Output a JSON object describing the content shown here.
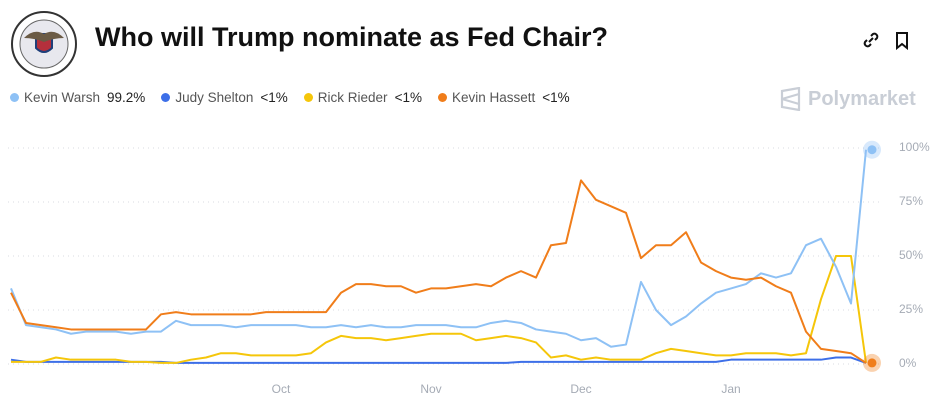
{
  "header": {
    "title": "Who will Trump nominate as Fed Chair?",
    "brand": "Polymarket"
  },
  "chart_data": {
    "type": "line",
    "categories": [
      null,
      null,
      null,
      null,
      null,
      null,
      null,
      null,
      null,
      null,
      null,
      null,
      null,
      null,
      null,
      null,
      null,
      null,
      "Oct",
      null,
      null,
      null,
      null,
      null,
      null,
      null,
      null,
      null,
      "Nov",
      null,
      null,
      null,
      null,
      null,
      null,
      null,
      null,
      null,
      "Dec",
      null,
      null,
      null,
      null,
      null,
      null,
      null,
      null,
      null,
      "Jan",
      null,
      null,
      null,
      null,
      null,
      null,
      null,
      null,
      null
    ],
    "series": [
      {
        "name": "Kevin Warsh",
        "value_label": "99.2%",
        "color": "#8ec1f5",
        "values": [
          35,
          18,
          17,
          16,
          14,
          15,
          15,
          15,
          14,
          15,
          15,
          20,
          18,
          18,
          18,
          17,
          18,
          18,
          18,
          18,
          17,
          17,
          18,
          17,
          18,
          17,
          17,
          18,
          18,
          18,
          17,
          17,
          19,
          20,
          19,
          16,
          15,
          14,
          11,
          12,
          8,
          9,
          38,
          25,
          18,
          22,
          28,
          33,
          35,
          37,
          42,
          40,
          42,
          55,
          58,
          45,
          28,
          99.2
        ]
      },
      {
        "name": "Judy Shelton",
        "value_label": "<1%",
        "color": "#3d6fe8",
        "values": [
          2,
          1,
          1,
          1,
          1,
          1,
          1,
          1,
          1,
          1,
          1,
          0.5,
          0.5,
          0.5,
          0.5,
          0.5,
          0.5,
          0.5,
          0.5,
          0.5,
          0.5,
          0.5,
          0.5,
          0.5,
          0.5,
          0.5,
          0.5,
          0.5,
          0.5,
          0.5,
          0.5,
          0.5,
          0.5,
          0.5,
          1,
          1,
          1,
          1,
          1,
          1,
          1,
          1,
          1,
          1,
          1,
          1,
          1,
          1,
          2,
          2,
          2,
          2,
          2,
          2,
          2,
          3,
          3,
          0.5
        ]
      },
      {
        "name": "Rick Rieder",
        "value_label": "<1%",
        "color": "#f5c60a",
        "values": [
          1,
          1,
          1,
          3,
          2,
          2,
          2,
          2,
          1,
          1,
          0.5,
          0.5,
          2,
          3,
          5,
          5,
          4,
          4,
          4,
          4,
          5,
          10,
          13,
          12,
          12,
          11,
          12,
          13,
          14,
          14,
          14,
          11,
          12,
          13,
          12,
          10,
          3,
          4,
          2,
          3,
          2,
          2,
          2,
          5,
          7,
          6,
          5,
          4,
          4,
          5,
          5,
          5,
          4,
          5,
          30,
          50,
          50,
          0.5
        ]
      },
      {
        "name": "Kevin Hassett",
        "value_label": "<1%",
        "color": "#f07d1a",
        "values": [
          33,
          19,
          18,
          17,
          16,
          16,
          16,
          16,
          16,
          16,
          23,
          24,
          23,
          23,
          23,
          23,
          23,
          24,
          24,
          24,
          24,
          24,
          33,
          37,
          37,
          36,
          36,
          33,
          35,
          35,
          36,
          37,
          36,
          40,
          43,
          40,
          55,
          56,
          85,
          76,
          73,
          70,
          49,
          55,
          55,
          61,
          47,
          43,
          40,
          39,
          40,
          36,
          33,
          15,
          7,
          6,
          5,
          0.5
        ]
      }
    ],
    "ylim": [
      0,
      100
    ],
    "yticks": [
      {
        "value": 0,
        "label": "0%"
      },
      {
        "value": 25,
        "label": "25%"
      },
      {
        "value": 50,
        "label": "50%"
      },
      {
        "value": 75,
        "label": "75%"
      },
      {
        "value": 100,
        "label": "100%"
      }
    ],
    "grid": true
  }
}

→ Required work
Without the pictures, restate all of the entries above verbatim.

→ Result of the task
Output a JSON object describing the content shown here.
{
  "header": {
    "title": "Who will Trump nominate as Fed Chair?",
    "brand": "Polymarket"
  },
  "chart_data": {
    "type": "line",
    "categories": [
      null,
      null,
      null,
      null,
      null,
      null,
      null,
      null,
      null,
      null,
      null,
      null,
      null,
      null,
      null,
      null,
      null,
      null,
      "Oct",
      null,
      null,
      null,
      null,
      null,
      null,
      null,
      null,
      null,
      "Nov",
      null,
      null,
      null,
      null,
      null,
      null,
      null,
      null,
      null,
      "Dec",
      null,
      null,
      null,
      null,
      null,
      null,
      null,
      null,
      null,
      "Jan",
      null,
      null,
      null,
      null,
      null,
      null,
      null,
      null,
      null
    ],
    "series": [
      {
        "name": "Kevin Warsh",
        "value_label": "99.2%",
        "color": "#8ec1f5",
        "values": [
          35,
          18,
          17,
          16,
          14,
          15,
          15,
          15,
          14,
          15,
          15,
          20,
          18,
          18,
          18,
          17,
          18,
          18,
          18,
          18,
          17,
          17,
          18,
          17,
          18,
          17,
          17,
          18,
          18,
          18,
          17,
          17,
          19,
          20,
          19,
          16,
          15,
          14,
          11,
          12,
          8,
          9,
          38,
          25,
          18,
          22,
          28,
          33,
          35,
          37,
          42,
          40,
          42,
          55,
          58,
          45,
          28,
          99.2
        ]
      },
      {
        "name": "Judy Shelton",
        "value_label": "<1%",
        "color": "#3d6fe8",
        "values": [
          2,
          1,
          1,
          1,
          1,
          1,
          1,
          1,
          1,
          1,
          1,
          0.5,
          0.5,
          0.5,
          0.5,
          0.5,
          0.5,
          0.5,
          0.5,
          0.5,
          0.5,
          0.5,
          0.5,
          0.5,
          0.5,
          0.5,
          0.5,
          0.5,
          0.5,
          0.5,
          0.5,
          0.5,
          0.5,
          0.5,
          1,
          1,
          1,
          1,
          1,
          1,
          1,
          1,
          1,
          1,
          1,
          1,
          1,
          1,
          2,
          2,
          2,
          2,
          2,
          2,
          2,
          3,
          3,
          0.5
        ]
      },
      {
        "name": "Rick Rieder",
        "value_label": "<1%",
        "color": "#f5c60a",
        "values": [
          1,
          1,
          1,
          3,
          2,
          2,
          2,
          2,
          1,
          1,
          0.5,
          0.5,
          2,
          3,
          5,
          5,
          4,
          4,
          4,
          4,
          5,
          10,
          13,
          12,
          12,
          11,
          12,
          13,
          14,
          14,
          14,
          11,
          12,
          13,
          12,
          10,
          3,
          4,
          2,
          3,
          2,
          2,
          2,
          5,
          7,
          6,
          5,
          4,
          4,
          5,
          5,
          5,
          4,
          5,
          30,
          50,
          50,
          0.5
        ]
      },
      {
        "name": "Kevin Hassett",
        "value_label": "<1%",
        "color": "#f07d1a",
        "values": [
          33,
          19,
          18,
          17,
          16,
          16,
          16,
          16,
          16,
          16,
          23,
          24,
          23,
          23,
          23,
          23,
          23,
          24,
          24,
          24,
          24,
          24,
          33,
          37,
          37,
          36,
          36,
          33,
          35,
          35,
          36,
          37,
          36,
          40,
          43,
          40,
          55,
          56,
          85,
          76,
          73,
          70,
          49,
          55,
          55,
          61,
          47,
          43,
          40,
          39,
          40,
          36,
          33,
          15,
          7,
          6,
          5,
          0.5
        ]
      }
    ],
    "ylim": [
      0,
      100
    ],
    "yticks": [
      {
        "value": 0,
        "label": "0%"
      },
      {
        "value": 25,
        "label": "25%"
      },
      {
        "value": 50,
        "label": "50%"
      },
      {
        "value": 75,
        "label": "75%"
      },
      {
        "value": 100,
        "label": "100%"
      }
    ],
    "grid": true
  }
}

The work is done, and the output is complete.